• [PROBLEM REQUIREMENTS] Turn the lines of the listing below into a numbered list, starting with the line that contains "Localize all elements." and going on through the line that contains "graph-node[interactable]: ❁每 1,000". Leave out any blank lines.

• [DATA LISTING]
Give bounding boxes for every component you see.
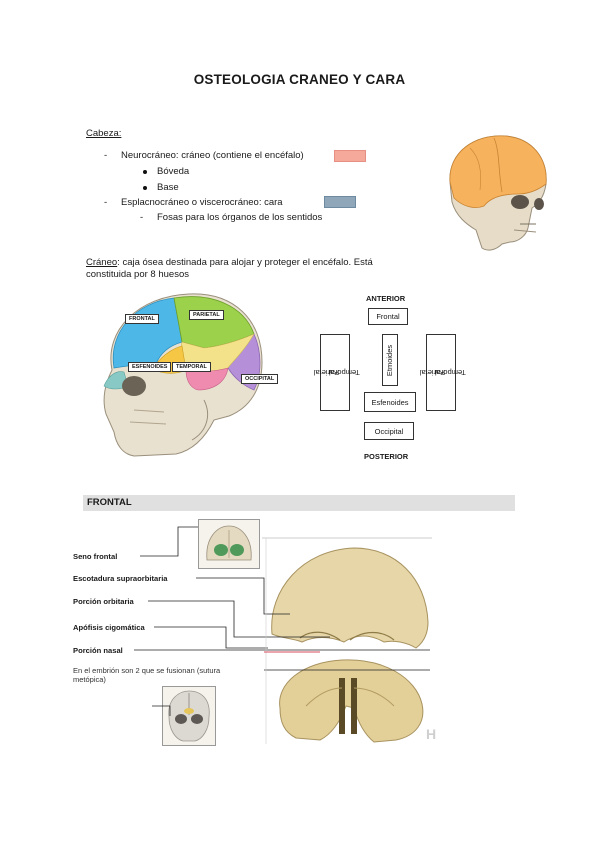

--

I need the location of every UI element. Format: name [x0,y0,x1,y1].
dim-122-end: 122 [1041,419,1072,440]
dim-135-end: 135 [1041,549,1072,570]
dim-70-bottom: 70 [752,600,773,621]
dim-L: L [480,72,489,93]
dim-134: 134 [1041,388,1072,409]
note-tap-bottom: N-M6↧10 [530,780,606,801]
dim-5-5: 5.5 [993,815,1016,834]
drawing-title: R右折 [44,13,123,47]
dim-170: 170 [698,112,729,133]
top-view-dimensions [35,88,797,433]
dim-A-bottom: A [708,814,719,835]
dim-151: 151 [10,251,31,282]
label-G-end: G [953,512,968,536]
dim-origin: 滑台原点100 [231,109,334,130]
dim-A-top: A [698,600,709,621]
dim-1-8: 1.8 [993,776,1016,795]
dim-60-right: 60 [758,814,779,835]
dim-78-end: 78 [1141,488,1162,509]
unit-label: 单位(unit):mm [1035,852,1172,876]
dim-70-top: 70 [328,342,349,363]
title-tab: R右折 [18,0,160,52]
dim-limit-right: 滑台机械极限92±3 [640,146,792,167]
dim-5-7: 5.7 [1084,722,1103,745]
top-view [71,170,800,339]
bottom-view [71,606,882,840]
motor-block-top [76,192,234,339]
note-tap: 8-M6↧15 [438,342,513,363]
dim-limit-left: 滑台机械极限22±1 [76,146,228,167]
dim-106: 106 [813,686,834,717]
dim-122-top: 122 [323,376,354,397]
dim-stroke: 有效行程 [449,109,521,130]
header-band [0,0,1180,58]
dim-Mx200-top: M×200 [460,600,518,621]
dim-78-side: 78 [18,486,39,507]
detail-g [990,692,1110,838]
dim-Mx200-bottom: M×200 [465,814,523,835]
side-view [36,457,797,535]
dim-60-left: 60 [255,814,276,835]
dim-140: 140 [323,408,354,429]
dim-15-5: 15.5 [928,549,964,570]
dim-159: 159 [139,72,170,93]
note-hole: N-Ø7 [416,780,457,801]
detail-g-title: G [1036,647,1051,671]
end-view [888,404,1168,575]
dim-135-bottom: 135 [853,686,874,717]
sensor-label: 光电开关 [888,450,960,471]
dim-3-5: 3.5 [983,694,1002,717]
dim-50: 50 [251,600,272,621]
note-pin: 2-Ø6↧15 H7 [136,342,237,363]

---

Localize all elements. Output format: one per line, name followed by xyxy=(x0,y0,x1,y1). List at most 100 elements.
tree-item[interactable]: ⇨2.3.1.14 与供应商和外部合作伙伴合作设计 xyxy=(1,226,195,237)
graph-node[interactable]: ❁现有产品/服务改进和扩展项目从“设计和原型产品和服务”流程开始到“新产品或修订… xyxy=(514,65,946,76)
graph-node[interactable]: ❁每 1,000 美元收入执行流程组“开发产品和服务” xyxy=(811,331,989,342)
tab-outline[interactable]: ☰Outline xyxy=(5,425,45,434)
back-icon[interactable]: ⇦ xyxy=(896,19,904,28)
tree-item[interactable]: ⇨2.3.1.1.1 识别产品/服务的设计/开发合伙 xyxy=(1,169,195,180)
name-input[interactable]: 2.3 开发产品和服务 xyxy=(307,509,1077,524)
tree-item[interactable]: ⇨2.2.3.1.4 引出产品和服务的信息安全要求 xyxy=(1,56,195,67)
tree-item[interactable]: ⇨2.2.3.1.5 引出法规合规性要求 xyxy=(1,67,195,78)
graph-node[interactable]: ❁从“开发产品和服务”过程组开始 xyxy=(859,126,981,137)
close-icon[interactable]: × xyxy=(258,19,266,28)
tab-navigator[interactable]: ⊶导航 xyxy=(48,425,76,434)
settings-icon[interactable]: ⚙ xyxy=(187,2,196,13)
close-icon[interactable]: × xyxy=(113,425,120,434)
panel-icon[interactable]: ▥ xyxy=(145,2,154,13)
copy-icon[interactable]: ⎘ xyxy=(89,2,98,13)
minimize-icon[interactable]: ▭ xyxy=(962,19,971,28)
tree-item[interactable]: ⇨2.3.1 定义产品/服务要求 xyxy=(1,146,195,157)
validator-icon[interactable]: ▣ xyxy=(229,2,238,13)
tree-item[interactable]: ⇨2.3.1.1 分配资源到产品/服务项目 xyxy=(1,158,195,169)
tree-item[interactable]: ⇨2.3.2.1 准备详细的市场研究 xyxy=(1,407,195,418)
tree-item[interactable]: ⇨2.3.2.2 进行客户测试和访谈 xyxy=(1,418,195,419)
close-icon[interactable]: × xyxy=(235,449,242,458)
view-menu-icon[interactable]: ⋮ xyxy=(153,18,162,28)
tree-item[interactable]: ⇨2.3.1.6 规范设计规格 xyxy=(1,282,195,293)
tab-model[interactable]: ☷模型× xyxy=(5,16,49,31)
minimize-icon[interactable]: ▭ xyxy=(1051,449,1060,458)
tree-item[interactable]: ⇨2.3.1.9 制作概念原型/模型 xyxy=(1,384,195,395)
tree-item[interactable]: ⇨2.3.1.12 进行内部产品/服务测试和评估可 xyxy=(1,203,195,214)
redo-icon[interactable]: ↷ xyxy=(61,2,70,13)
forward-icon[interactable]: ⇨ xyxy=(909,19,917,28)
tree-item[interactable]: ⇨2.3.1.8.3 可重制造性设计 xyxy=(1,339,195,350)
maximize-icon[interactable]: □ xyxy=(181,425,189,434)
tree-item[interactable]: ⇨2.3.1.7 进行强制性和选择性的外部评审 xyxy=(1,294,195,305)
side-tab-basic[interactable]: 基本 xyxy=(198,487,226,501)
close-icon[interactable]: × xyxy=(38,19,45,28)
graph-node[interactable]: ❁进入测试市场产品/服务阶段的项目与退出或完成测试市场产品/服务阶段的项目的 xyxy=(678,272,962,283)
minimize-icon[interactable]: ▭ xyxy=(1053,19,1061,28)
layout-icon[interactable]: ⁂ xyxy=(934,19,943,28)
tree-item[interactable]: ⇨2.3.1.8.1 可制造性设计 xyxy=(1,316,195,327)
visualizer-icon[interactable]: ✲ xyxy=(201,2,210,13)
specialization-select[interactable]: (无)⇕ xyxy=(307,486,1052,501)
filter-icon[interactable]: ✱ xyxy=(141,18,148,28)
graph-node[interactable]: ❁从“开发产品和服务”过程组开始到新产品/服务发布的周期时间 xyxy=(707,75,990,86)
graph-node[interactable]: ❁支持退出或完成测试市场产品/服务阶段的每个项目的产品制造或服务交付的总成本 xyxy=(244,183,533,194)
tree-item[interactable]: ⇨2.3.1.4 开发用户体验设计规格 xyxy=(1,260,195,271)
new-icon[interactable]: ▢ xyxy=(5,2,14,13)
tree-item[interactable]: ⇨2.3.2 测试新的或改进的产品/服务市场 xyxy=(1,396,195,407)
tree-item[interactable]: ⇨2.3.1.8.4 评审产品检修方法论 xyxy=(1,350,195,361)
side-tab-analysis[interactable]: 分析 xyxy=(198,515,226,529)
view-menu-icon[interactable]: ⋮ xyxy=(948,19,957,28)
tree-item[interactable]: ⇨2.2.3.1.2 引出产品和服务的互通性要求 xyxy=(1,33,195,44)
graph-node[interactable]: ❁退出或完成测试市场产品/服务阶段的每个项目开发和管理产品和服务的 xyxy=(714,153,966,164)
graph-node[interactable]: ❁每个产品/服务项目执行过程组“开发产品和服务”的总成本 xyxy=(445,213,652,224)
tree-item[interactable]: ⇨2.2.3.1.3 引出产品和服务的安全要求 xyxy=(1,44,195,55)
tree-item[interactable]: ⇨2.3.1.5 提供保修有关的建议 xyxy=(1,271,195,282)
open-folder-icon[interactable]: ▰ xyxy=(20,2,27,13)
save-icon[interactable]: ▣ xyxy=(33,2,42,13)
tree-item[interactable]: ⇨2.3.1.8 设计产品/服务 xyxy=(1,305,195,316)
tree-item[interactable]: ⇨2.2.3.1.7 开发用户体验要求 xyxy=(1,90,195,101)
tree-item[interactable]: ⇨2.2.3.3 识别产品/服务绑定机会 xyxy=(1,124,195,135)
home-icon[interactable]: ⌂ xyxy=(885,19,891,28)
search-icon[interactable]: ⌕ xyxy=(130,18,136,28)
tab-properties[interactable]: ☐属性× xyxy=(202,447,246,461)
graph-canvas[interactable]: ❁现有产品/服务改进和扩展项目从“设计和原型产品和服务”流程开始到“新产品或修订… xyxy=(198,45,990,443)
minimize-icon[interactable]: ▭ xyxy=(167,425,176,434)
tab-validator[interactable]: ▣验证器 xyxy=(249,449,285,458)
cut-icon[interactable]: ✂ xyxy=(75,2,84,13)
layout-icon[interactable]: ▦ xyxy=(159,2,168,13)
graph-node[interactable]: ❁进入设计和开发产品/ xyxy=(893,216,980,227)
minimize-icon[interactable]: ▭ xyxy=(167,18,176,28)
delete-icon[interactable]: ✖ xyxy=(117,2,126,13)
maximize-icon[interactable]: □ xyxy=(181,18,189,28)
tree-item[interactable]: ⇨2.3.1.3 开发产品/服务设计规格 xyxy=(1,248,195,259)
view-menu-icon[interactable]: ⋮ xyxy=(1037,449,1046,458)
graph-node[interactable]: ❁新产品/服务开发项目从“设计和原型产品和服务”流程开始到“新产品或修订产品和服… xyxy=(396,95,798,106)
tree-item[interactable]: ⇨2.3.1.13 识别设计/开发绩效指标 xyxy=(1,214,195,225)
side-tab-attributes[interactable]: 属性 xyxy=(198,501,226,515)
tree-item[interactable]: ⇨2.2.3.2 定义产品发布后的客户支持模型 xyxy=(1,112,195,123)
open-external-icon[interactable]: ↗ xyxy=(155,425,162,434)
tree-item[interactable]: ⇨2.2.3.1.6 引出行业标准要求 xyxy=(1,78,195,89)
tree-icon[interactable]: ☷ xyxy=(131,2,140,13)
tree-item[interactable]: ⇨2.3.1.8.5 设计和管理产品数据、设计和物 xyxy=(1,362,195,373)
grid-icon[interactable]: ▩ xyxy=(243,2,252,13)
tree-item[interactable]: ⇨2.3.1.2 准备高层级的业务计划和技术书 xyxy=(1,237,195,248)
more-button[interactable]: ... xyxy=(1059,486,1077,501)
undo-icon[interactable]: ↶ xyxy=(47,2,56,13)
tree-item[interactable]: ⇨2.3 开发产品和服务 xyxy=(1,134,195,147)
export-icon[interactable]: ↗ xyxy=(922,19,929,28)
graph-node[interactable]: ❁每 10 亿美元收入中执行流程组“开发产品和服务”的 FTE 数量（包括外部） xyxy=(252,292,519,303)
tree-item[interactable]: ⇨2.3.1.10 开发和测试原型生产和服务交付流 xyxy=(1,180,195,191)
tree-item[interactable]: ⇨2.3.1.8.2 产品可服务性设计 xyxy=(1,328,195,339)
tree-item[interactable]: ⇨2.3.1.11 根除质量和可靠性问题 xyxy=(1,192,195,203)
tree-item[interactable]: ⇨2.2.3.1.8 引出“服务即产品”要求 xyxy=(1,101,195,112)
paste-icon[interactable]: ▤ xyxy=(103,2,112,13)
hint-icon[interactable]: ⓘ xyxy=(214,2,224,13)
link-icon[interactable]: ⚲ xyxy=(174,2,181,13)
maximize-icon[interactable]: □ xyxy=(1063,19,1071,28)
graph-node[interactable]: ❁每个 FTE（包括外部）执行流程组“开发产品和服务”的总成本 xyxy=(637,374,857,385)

• [ANSWER TO THIS TASK]
1. Localize all elements. Output format: one per line, name followed by xyxy=(x0,y0,x1,y1). List at most 100 elements.
2. tree-item[interactable]: ⇨2.3.1.14 与供应商和外部合作伙伴合作设计 xyxy=(1,226,195,237)
3. graph-node[interactable]: ❁现有产品/服务改进和扩展项目从“设计和原型产品和服务”流程开始到“新产品或修订… xyxy=(514,65,946,76)
4. graph-node[interactable]: ❁每 1,000 美元收入执行流程组“开发产品和服务” xyxy=(811,331,989,342)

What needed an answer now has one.